→ Problem
Pull out the lines from the one containing "Type out the text in this image." through the final line of the listing below and repeat them exactly. Leave the pictures behind.

→ Data records
= = = = =

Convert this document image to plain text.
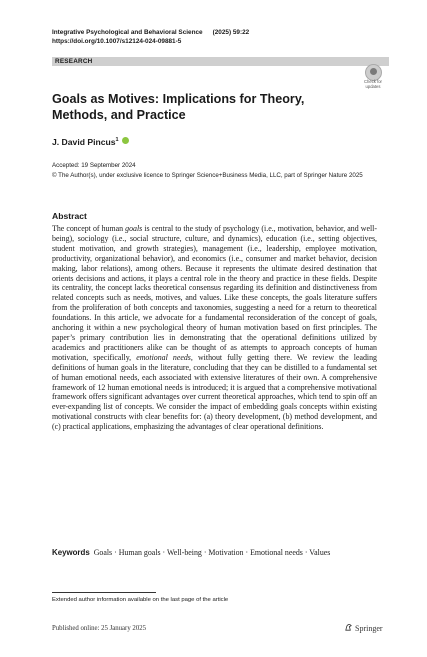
Integrative Psychological and Behavioral Science (2025) 59:22
https://doi.org/10.1007/s12124-024-09881-5
RESEARCH
Check for updates
Goals as Motives: Implications for Theory, Methods, and Practice
J. David Pincus$^1$
Accepted: 19 September 2024
© The Author(s), under exclusive licence to Springer Science+Business Media, LLC, part of Springer Nature 2025
Abstract

The concept of human goals is central to the study of psychology (i.e., motivation, behavior, and well-being), sociology (i.e., social structure, culture, and dynamics), education (i.e., setting objectives, student motivation, and growth strategies), management (i.e., leadership, employee motivation, productivity, organizational behavior), and economics (i.e., consumer and market behavior, decision making, labor relations), among others. Because it represents the ultimate desired destination that orients decisions and actions, it plays a central role in the theory and practice in these fields. Despite its centrality, the concept lacks theoretical consensus regarding its definition and distinctiveness from related concepts such as needs, motives, and values. Like these concepts, the goals literature suffers from the proliferation of both concepts and taxonomies, suggesting a need for a return to theoretical foundations. In this article, we advocate for a fundamental reconsideration of the concept of goals, anchoring it within a new psychological theory of human motivation based on first principles. The paper’s primary contribution lies in demonstrating that the operational definitions utilized by academics and practitioners alike can be thought of as attempts to approach concepts of human motivation, specifically, emotional needs, without fully getting there. We review the leading definitions of human goals in the literature, concluding that they can be distilled to a fundamental set of human emotional needs, each associated with extensive literatures of their own. A comprehensive framework of 12 human emotional needs is introduced; it is argued that a comprehensive motivational framework offers significant advantages over current theoretical approaches, which tend to spin off an ever-expanding list of concepts. We consider the impact of embedding goals concepts within existing motivational constructs with clear benefits for: (a) theory development, (b) method development, and (c) practical applications, emphasizing the advantages of clear operational definitions.

Keywords Goals · Human goals · Well-being · Motivation · Emotional needs · Values
Extended author information available on the last page of the article
Published online: 25 January 2025	Springer
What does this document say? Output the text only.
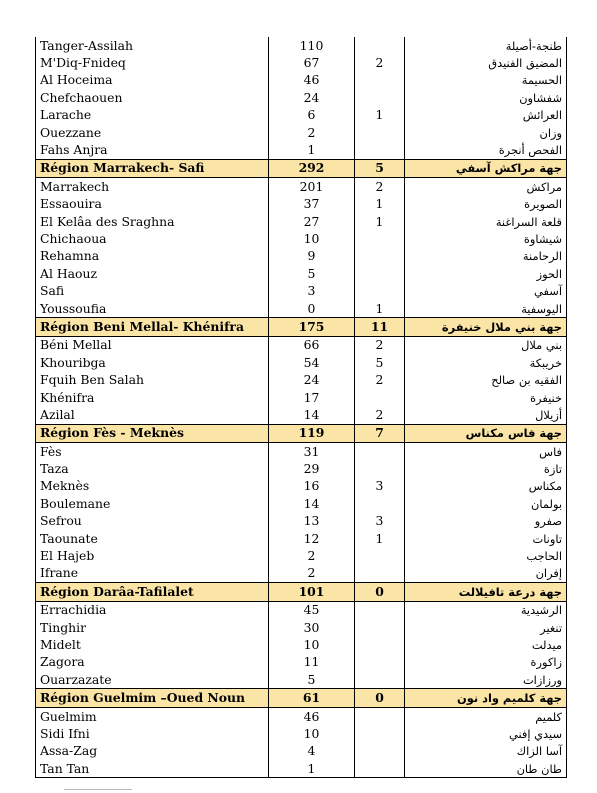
Tanger-Assilah	110		طنجة-أصيلة
M'Diq-Fnideq	67	2	المضيق الفنيدق
Al Hoceima	46		الحسيمة
Chefchaouen	24		شفشاون
Larache	6	1	العرائش
Ouezzane	2		وزان
Fahs Anjra	1		الفحص أنجرة
Région Marrakech- Safi	292	5	جهة مراكش آسفي
Marrakech	201	2	مراكش
Essaouira	37	1	الصويرة
El Kelâa des Sraghna	27	1	قلعة السراغنة
Chichaoua	10		شيشاوة
Rehamna	9		الرحامنة
Al Haouz	5		الحوز
Safi	3		آسفي
Youssoufia	0	1	اليوسفية
Région Beni Mellal- Khénifra	175	11	جهة بني ملال خنيفرة
Béni Mellal	66	2	بني ملال
Khouribga	54	5	خريبكة
Fquih Ben Salah	24	2	الفقيه بن صالح
Khénifra	17		خنيفرة
Azilal	14	2	أزيلال
Région Fès - Meknès	119	7	جهة فاس مكناس
Fès	31		فاس
Taza	29		تازة
Meknès	16	3	مكناس
Boulemane	14		بولمان
Sefrou	13	3	صفرو
Taounate	12	1	تاونات
El Hajeb	2		الحاجب
Ifrane	2		إفران
Région Darâa-Tafilalet	101	0	جهة درعة تافيلالت
Errachidia	45		الرشيدية
Tinghir	30		تنغير
Midelt	10		ميدلت
Zagora	11		زاكورة
Ouarzazate	5		ورزازات
Région Guelmim –Oued Noun	61	0	جهة كلميم واد نون
Guelmim	46		كلميم
Sidi Ifni	10		سيدي إفني
Assa-Zag	4		آسا الزاك
Tan Tan	1		طان طان
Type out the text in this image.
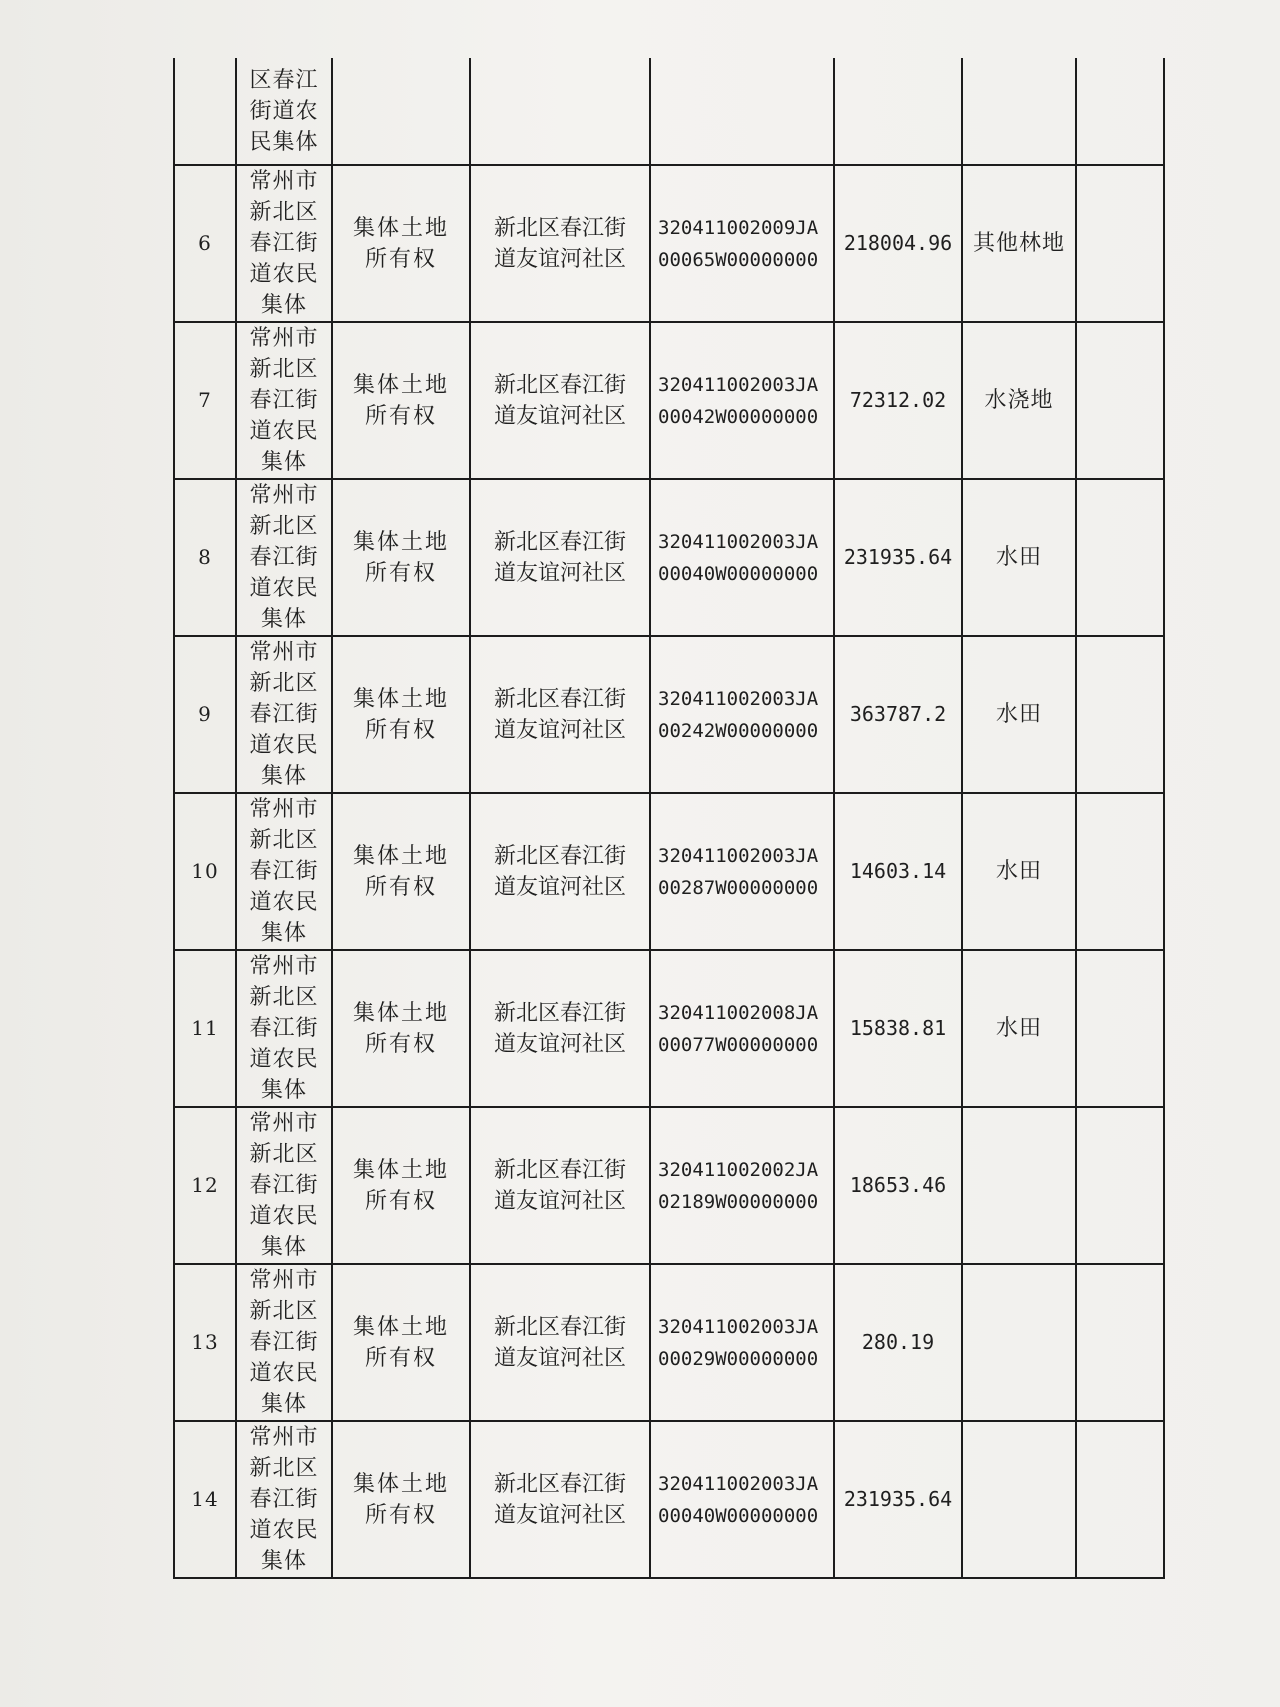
	区春江街道农民集体						

6	常州市新北区春江街道农民集体	集体土地所有权	新北区春江街道友谊河社区	320411002009JA00065W00000000	218004.96	其他林地	

7	常州市新北区春江街道农民集体	集体土地所有权	新北区春江街道友谊河社区	320411002003JA00042W00000000	72312.02	水浇地	

8	常州市新北区春江街道农民集体	集体土地所有权	新北区春江街道友谊河社区	320411002003JA00040W00000000	231935.64	水田	

9	常州市新北区春江街道农民集体	集体土地所有权	新北区春江街道友谊河社区	320411002003JA00242W00000000	363787.2	水田	

10	常州市新北区春江街道农民集体	集体土地所有权	新北区春江街道友谊河社区	320411002003JA00287W00000000	14603.14	水田	

11	常州市新北区春江街道农民集体	集体土地所有权	新北区春江街道友谊河社区	320411002008JA00077W00000000	15838.81	水田	

12	常州市新北区春江街道农民集体	集体土地所有权	新北区春江街道友谊河社区	320411002002JA02189W00000000	18653.46		

13	常州市新北区春江街道农民集体	集体土地所有权	新北区春江街道友谊河社区	320411002003JA00029W00000000	280.19		

14	常州市新北区春江街道农民集体	集体土地所有权	新北区春江街道友谊河社区	320411002003JA00040W00000000	231935.64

= = = = =

→ Correct response
Type out the text in this image.
	区春江街道农民集体						

6	常州市新北区春江街道农民集体	集体土地所有权	新北区春江街道友谊河社区	320411002009JA00065W00000000	218004.96	其他林地	

7	常州市新北区春江街道农民集体	集体土地所有权	新北区春江街道友谊河社区	320411002003JA00042W00000000	72312.02	水浇地	

8	常州市新北区春江街道农民集体	集体土地所有权	新北区春江街道友谊河社区	320411002003JA00040W00000000	231935.64	水田	

9	常州市新北区春江街道农民集体	集体土地所有权	新北区春江街道友谊河社区	320411002003JA00242W00000000	363787.2	水田	

10	常州市新北区春江街道农民集体	集体土地所有权	新北区春江街道友谊河社区	320411002003JA00287W00000000	14603.14	水田	

11	常州市新北区春江街道农民集体	集体土地所有权	新北区春江街道友谊河社区	320411002008JA00077W00000000	15838.81	水田	

12	常州市新北区春江街道农民集体	集体土地所有权	新北区春江街道友谊河社区	320411002002JA02189W00000000	18653.46		

13	常州市新北区春江街道农民集体	集体土地所有权	新北区春江街道友谊河社区	320411002003JA00029W00000000	280.19		

14	常州市新北区春江街道农民集体	集体土地所有权	新北区春江街道友谊河社区	320411002003JA00040W00000000	231935.64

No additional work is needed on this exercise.